__Task__: Give every entry again, word for word.

__Dataset records__:

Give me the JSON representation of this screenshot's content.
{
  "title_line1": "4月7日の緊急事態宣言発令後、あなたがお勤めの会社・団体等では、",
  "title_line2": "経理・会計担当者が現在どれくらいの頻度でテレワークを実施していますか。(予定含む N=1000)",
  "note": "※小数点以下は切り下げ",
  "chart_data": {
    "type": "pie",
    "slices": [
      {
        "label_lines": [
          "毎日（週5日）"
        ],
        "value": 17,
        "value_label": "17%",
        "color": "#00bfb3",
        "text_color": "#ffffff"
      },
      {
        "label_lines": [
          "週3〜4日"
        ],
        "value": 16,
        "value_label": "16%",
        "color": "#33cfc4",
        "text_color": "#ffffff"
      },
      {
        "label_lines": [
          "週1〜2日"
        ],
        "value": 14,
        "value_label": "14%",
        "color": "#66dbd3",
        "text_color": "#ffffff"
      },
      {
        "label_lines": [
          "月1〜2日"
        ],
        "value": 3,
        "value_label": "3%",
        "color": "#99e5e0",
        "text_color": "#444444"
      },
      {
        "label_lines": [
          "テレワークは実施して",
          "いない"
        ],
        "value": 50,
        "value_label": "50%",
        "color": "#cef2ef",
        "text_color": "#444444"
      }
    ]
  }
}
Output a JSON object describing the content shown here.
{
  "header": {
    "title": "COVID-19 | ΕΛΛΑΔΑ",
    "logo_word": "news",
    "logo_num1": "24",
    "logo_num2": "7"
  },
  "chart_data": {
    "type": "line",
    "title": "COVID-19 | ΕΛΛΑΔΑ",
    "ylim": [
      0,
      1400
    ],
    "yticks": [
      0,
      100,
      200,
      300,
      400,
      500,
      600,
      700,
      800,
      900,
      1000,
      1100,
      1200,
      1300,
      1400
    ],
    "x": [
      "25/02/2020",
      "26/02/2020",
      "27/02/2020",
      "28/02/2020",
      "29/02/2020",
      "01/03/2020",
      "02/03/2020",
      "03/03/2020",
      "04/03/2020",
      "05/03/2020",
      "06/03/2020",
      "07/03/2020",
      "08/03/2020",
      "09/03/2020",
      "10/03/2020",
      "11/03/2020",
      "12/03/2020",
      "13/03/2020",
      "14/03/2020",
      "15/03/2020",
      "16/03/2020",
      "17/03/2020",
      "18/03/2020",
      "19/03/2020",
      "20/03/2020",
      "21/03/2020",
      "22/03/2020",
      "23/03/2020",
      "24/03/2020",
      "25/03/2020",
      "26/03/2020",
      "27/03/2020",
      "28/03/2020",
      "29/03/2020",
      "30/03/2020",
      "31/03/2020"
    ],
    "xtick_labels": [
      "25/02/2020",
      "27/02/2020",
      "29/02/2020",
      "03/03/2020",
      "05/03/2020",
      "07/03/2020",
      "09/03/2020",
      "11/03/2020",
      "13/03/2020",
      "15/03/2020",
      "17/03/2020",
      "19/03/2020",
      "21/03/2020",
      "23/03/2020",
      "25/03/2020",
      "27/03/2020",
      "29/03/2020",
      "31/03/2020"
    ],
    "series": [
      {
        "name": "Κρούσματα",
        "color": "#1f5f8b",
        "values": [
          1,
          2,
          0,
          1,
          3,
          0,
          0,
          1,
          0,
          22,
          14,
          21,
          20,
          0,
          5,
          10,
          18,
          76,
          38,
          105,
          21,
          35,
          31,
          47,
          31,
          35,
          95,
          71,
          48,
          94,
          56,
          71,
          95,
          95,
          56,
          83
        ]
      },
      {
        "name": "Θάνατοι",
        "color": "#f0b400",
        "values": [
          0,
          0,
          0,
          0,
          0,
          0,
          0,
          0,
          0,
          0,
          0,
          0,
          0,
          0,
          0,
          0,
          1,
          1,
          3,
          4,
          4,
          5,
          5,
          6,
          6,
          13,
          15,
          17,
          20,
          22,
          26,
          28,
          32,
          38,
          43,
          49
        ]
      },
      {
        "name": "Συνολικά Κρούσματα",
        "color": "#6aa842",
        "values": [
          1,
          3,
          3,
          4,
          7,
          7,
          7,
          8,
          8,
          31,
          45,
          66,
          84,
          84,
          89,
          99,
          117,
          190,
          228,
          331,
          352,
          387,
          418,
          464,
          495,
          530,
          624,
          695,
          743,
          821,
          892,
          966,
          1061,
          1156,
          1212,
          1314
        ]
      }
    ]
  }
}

__Response__:
Give me the JSON representation of this screenshot's content.
{
  "title_line1": "4月7日の緊急事態宣言発令後、あなたがお勤めの会社・団体等では、",
  "title_line2": "経理・会計担当者が現在どれくらいの頻度でテレワークを実施していますか。(予定含む N=1000)",
  "note": "※小数点以下は切り下げ",
  "chart_data": {
    "type": "pie",
    "slices": [
      {
        "label_lines": [
          "毎日（週5日）"
        ],
        "value": 17,
        "value_label": "17%",
        "color": "#00bfb3",
        "text_color": "#ffffff"
      },
      {
        "label_lines": [
          "週3〜4日"
        ],
        "value": 16,
        "value_label": "16%",
        "color": "#33cfc4",
        "text_color": "#ffffff"
      },
      {
        "label_lines": [
          "週1〜2日"
        ],
        "value": 14,
        "value_label": "14%",
        "color": "#66dbd3",
        "text_color": "#ffffff"
      },
      {
        "label_lines": [
          "月1〜2日"
        ],
        "value": 3,
        "value_label": "3%",
        "color": "#99e5e0",
        "text_color": "#444444"
      },
      {
        "label_lines": [
          "テレワークは実施して",
          "いない"
        ],
        "value": 50,
        "value_label": "50%",
        "color": "#cef2ef",
        "text_color": "#444444"
      }
    ]
  }
}
Output a JSON object describing the content shown here.
{
  "header": {
    "title": "COVID-19 | ΕΛΛΑΔΑ",
    "logo_word": "news",
    "logo_num1": "24",
    "logo_num2": "7"
  },
  "chart_data": {
    "type": "line",
    "title": "COVID-19 | ΕΛΛΑΔΑ",
    "ylim": [
      0,
      1400
    ],
    "yticks": [
      0,
      100,
      200,
      300,
      400,
      500,
      600,
      700,
      800,
      900,
      1000,
      1100,
      1200,
      1300,
      1400
    ],
    "x": [
      "25/02/2020",
      "26/02/2020",
      "27/02/2020",
      "28/02/2020",
      "29/02/2020",
      "01/03/2020",
      "02/03/2020",
      "03/03/2020",
      "04/03/2020",
      "05/03/2020",
      "06/03/2020",
      "07/03/2020",
      "08/03/2020",
      "09/03/2020",
      "10/03/2020",
      "11/03/2020",
      "12/03/2020",
      "13/03/2020",
      "14/03/2020",
      "15/03/2020",
      "16/03/2020",
      "17/03/2020",
      "18/03/2020",
      "19/03/2020",
      "20/03/2020",
      "21/03/2020",
      "22/03/2020",
      "23/03/2020",
      "24/03/2020",
      "25/03/2020",
      "26/03/2020",
      "27/03/2020",
      "28/03/2020",
      "29/03/2020",
      "30/03/2020",
      "31/03/2020"
    ],
    "xtick_labels": [
      "25/02/2020",
      "27/02/2020",
      "29/02/2020",
      "03/03/2020",
      "05/03/2020",
      "07/03/2020",
      "09/03/2020",
      "11/03/2020",
      "13/03/2020",
      "15/03/2020",
      "17/03/2020",
      "19/03/2020",
      "21/03/2020",
      "23/03/2020",
      "25/03/2020",
      "27/03/2020",
      "29/03/2020",
      "31/03/2020"
    ],
    "series": [
      {
        "name": "Κρούσματα",
        "color": "#1f5f8b",
        "values": [
          1,
          2,
          0,
          1,
          3,
          0,
          0,
          1,
          0,
          22,
          14,
          21,
          20,
          0,
          5,
          10,
          18,
          76,
          38,
          105,
          21,
          35,
          31,
          47,
          31,
          35,
          95,
          71,
          48,
          94,
          56,
          71,
          95,
          95,
          56,
          83
        ]
      },
      {
        "name": "Θάνατοι",
        "color": "#f0b400",
        "values": [
          0,
          0,
          0,
          0,
          0,
          0,
          0,
          0,
          0,
          0,
          0,
          0,
          0,
          0,
          0,
          0,
          1,
          1,
          3,
          4,
          4,
          5,
          5,
          6,
          6,
          13,
          15,
          17,
          20,
          22,
          26,
          28,
          32,
          38,
          43,
          49
        ]
      },
      {
        "name": "Συνολικά Κρούσματα",
        "color": "#6aa842",
        "values": [
          1,
          3,
          3,
          4,
          7,
          7,
          7,
          8,
          8,
          31,
          45,
          66,
          84,
          84,
          89,
          99,
          117,
          190,
          228,
          331,
          352,
          387,
          418,
          464,
          495,
          530,
          624,
          695,
          743,
          821,
          892,
          966,
          1061,
          1156,
          1212,
          1314
        ]
      }
    ]
  }
}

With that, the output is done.